Short problem — Copy the data that follows, character for character, minus the pictures.

[Records about charts and figures]

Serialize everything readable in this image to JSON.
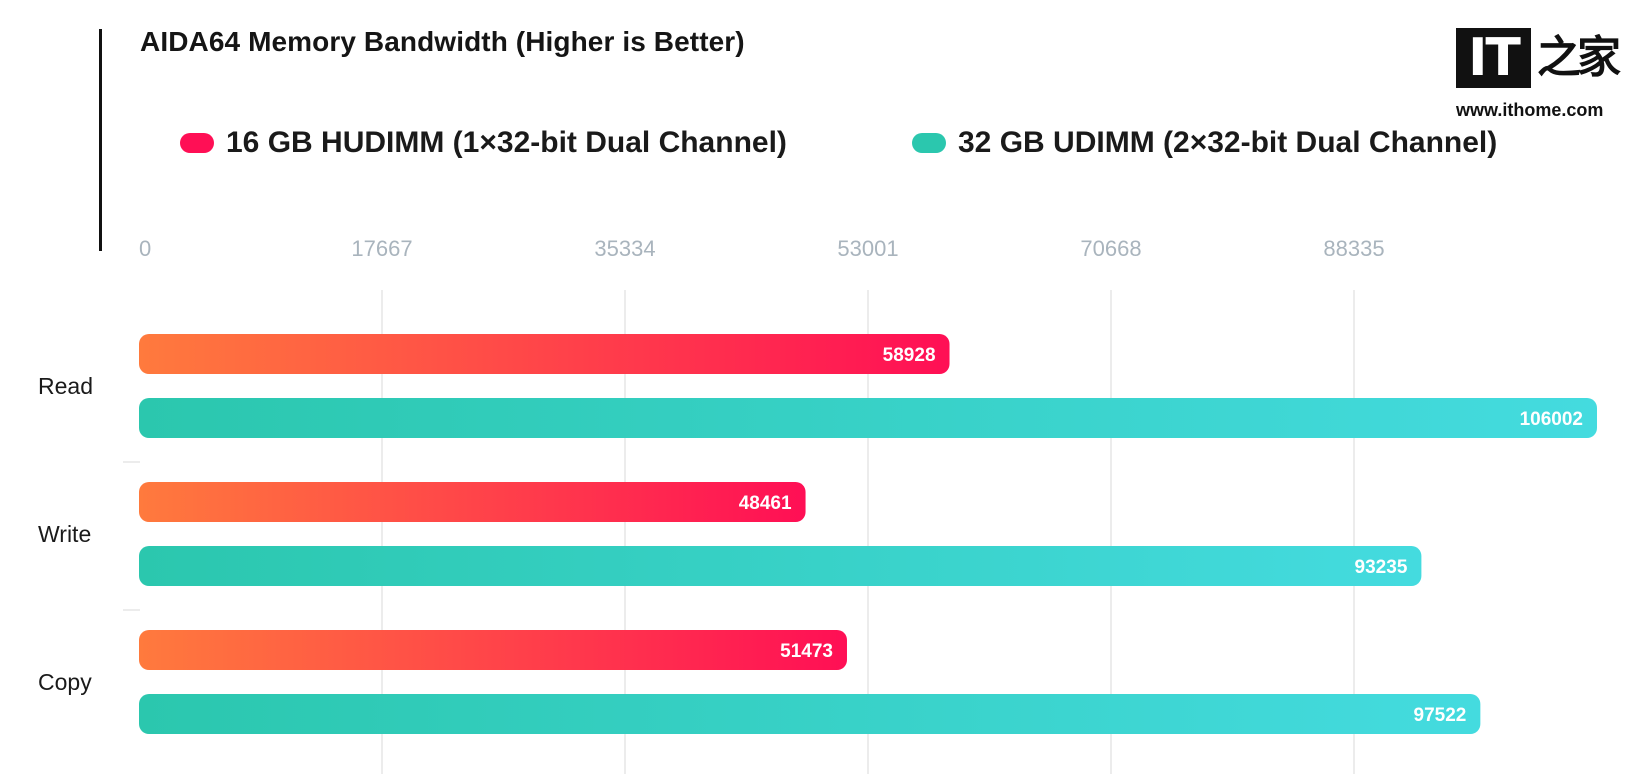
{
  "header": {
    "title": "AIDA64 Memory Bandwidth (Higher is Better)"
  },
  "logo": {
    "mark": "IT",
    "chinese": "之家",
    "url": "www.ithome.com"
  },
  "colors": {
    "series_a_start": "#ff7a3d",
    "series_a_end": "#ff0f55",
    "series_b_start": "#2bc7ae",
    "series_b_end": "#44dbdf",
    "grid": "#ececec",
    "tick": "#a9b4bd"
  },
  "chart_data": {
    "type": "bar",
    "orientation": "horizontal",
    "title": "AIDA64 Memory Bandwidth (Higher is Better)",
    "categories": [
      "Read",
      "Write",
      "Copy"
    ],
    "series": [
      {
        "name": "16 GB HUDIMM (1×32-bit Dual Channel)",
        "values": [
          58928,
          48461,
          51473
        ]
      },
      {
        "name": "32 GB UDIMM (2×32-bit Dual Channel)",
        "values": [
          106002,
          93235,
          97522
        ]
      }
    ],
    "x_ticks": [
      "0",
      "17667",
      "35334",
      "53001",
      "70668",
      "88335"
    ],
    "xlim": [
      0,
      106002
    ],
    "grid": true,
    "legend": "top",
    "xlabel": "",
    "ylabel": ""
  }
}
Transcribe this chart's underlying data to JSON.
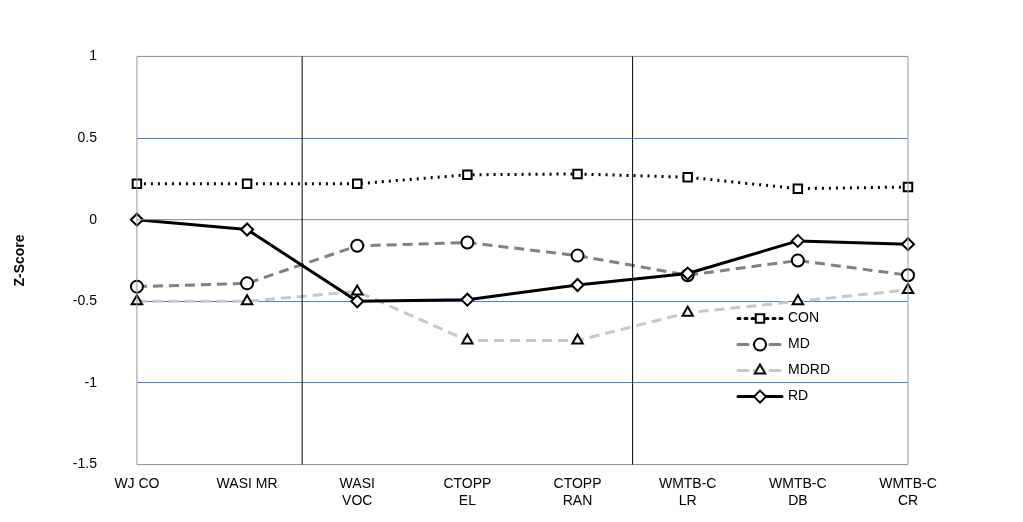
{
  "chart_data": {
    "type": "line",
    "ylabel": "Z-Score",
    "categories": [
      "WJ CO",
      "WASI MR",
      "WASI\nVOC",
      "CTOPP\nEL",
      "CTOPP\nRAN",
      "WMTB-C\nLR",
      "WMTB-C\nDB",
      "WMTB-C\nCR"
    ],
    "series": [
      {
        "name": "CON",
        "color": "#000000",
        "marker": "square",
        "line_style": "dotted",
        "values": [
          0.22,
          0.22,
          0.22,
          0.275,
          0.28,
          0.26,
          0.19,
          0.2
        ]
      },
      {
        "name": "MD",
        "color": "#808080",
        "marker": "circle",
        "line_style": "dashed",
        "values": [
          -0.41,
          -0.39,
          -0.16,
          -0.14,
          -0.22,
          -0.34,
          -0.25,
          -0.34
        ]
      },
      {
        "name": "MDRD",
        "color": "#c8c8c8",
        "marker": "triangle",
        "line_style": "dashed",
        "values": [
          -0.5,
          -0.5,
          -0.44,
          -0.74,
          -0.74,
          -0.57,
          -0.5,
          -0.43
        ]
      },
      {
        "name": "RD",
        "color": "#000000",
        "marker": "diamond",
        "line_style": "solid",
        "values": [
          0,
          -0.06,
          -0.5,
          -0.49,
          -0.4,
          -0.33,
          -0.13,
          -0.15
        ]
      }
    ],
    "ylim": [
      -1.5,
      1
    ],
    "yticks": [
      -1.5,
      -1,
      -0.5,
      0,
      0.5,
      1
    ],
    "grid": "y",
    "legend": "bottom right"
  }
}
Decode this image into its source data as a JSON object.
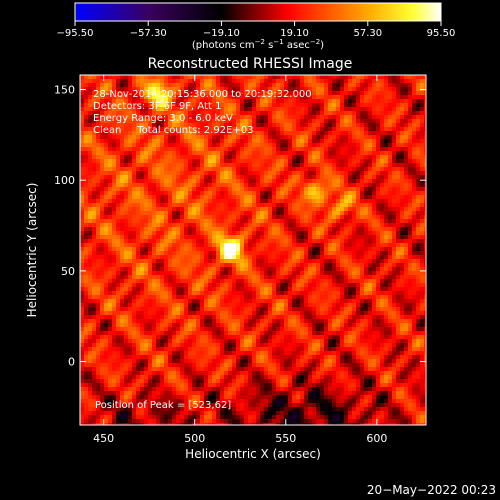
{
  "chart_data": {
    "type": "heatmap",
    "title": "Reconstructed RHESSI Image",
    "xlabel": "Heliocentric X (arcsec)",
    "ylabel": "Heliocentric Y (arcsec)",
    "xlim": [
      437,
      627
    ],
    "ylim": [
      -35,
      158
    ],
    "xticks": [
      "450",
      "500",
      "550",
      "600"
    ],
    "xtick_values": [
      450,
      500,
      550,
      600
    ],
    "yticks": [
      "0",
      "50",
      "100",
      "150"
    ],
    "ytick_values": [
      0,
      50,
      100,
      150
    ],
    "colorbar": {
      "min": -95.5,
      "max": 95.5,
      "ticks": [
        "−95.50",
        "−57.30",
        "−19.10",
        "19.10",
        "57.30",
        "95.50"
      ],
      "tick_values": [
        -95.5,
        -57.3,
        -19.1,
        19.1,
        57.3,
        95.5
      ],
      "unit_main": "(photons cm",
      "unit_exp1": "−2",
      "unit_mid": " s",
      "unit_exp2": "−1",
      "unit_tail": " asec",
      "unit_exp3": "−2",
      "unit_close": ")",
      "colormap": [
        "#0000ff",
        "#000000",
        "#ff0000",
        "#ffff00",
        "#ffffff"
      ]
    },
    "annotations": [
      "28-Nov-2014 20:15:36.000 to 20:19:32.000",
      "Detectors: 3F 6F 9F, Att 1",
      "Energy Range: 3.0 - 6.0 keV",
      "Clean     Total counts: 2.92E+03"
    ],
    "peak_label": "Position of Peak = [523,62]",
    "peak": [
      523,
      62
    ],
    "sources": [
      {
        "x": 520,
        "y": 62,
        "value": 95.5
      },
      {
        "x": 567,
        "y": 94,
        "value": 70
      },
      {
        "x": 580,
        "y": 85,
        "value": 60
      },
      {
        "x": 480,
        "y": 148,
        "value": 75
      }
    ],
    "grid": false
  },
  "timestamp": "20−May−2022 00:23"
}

Exercise answer —
Serialize everything readable in this image to JSON.
{
  "header": {
    "title": "AIDA64 Memory Bandwidth (Higher is Better)"
  },
  "logo": {
    "mark": "IT",
    "chinese": "之家",
    "url": "www.ithome.com"
  },
  "colors": {
    "series_a_start": "#ff7a3d",
    "series_a_end": "#ff0f55",
    "series_b_start": "#2bc7ae",
    "series_b_end": "#44dbdf",
    "grid": "#ececec",
    "tick": "#a9b4bd"
  },
  "chart_data": {
    "type": "bar",
    "orientation": "horizontal",
    "title": "AIDA64 Memory Bandwidth (Higher is Better)",
    "categories": [
      "Read",
      "Write",
      "Copy"
    ],
    "series": [
      {
        "name": "16 GB HUDIMM (1×32-bit Dual Channel)",
        "values": [
          58928,
          48461,
          51473
        ]
      },
      {
        "name": "32 GB UDIMM (2×32-bit Dual Channel)",
        "values": [
          106002,
          93235,
          97522
        ]
      }
    ],
    "x_ticks": [
      "0",
      "17667",
      "35334",
      "53001",
      "70668",
      "88335"
    ],
    "xlim": [
      0,
      106002
    ],
    "grid": true,
    "legend": "top",
    "xlabel": "",
    "ylabel": ""
  }
}
Transcribe this chart's underlying data to JSON.
{
  "chart_data": {
    "type": "line",
    "ylabel": "Z-Score",
    "categories": [
      "WJ CO",
      "WASI MR",
      "WASI\nVOC",
      "CTOPP\nEL",
      "CTOPP\nRAN",
      "WMTB-C\nLR",
      "WMTB-C\nDB",
      "WMTB-C\nCR"
    ],
    "series": [
      {
        "name": "CON",
        "color": "#000000",
        "marker": "square",
        "line_style": "dotted",
        "values": [
          0.22,
          0.22,
          0.22,
          0.275,
          0.28,
          0.26,
          0.19,
          0.2
        ]
      },
      {
        "name": "MD",
        "color": "#808080",
        "marker": "circle",
        "line_style": "dashed",
        "values": [
          -0.41,
          -0.39,
          -0.16,
          -0.14,
          -0.22,
          -0.34,
          -0.25,
          -0.34
        ]
      },
      {
        "name": "MDRD",
        "color": "#c8c8c8",
        "marker": "triangle",
        "line_style": "dashed",
        "values": [
          -0.5,
          -0.5,
          -0.44,
          -0.74,
          -0.74,
          -0.57,
          -0.5,
          -0.43
        ]
      },
      {
        "name": "RD",
        "color": "#000000",
        "marker": "diamond",
        "line_style": "solid",
        "values": [
          0,
          -0.06,
          -0.5,
          -0.49,
          -0.4,
          -0.33,
          -0.13,
          -0.15
        ]
      }
    ],
    "ylim": [
      -1.5,
      1
    ],
    "yticks": [
      -1.5,
      -1,
      -0.5,
      0,
      0.5,
      1
    ],
    "grid": "y",
    "legend": "bottom right"
  }
}
Decode this image into its source data as a JSON object.
{
  "chart_data": {
    "type": "heatmap",
    "title": "Reconstructed RHESSI Image",
    "xlabel": "Heliocentric X (arcsec)",
    "ylabel": "Heliocentric Y (arcsec)",
    "xlim": [
      437,
      627
    ],
    "ylim": [
      -35,
      158
    ],
    "xticks": [
      "450",
      "500",
      "550",
      "600"
    ],
    "xtick_values": [
      450,
      500,
      550,
      600
    ],
    "yticks": [
      "0",
      "50",
      "100",
      "150"
    ],
    "ytick_values": [
      0,
      50,
      100,
      150
    ],
    "colorbar": {
      "min": -95.5,
      "max": 95.5,
      "ticks": [
        "−95.50",
        "−57.30",
        "−19.10",
        "19.10",
        "57.30",
        "95.50"
      ],
      "tick_values": [
        -95.5,
        -57.3,
        -19.1,
        19.1,
        57.3,
        95.5
      ],
      "unit_main": "(photons cm",
      "unit_exp1": "−2",
      "unit_mid": " s",
      "unit_exp2": "−1",
      "unit_tail": " asec",
      "unit_exp3": "−2",
      "unit_close": ")",
      "colormap": [
        "#0000ff",
        "#000000",
        "#ff0000",
        "#ffff00",
        "#ffffff"
      ]
    },
    "annotations": [
      "28-Nov-2014 20:15:36.000 to 20:19:32.000",
      "Detectors: 3F 6F 9F, Att 1",
      "Energy Range: 3.0 - 6.0 keV",
      "Clean     Total counts: 2.92E+03"
    ],
    "peak_label": "Position of Peak = [523,62]",
    "peak": [
      523,
      62
    ],
    "sources": [
      {
        "x": 520,
        "y": 62,
        "value": 95.5
      },
      {
        "x": 567,
        "y": 94,
        "value": 70
      },
      {
        "x": 580,
        "y": 85,
        "value": 60
      },
      {
        "x": 480,
        "y": 148,
        "value": 75
      }
    ],
    "grid": false
  },
  "timestamp": "20−May−2022 00:23"
}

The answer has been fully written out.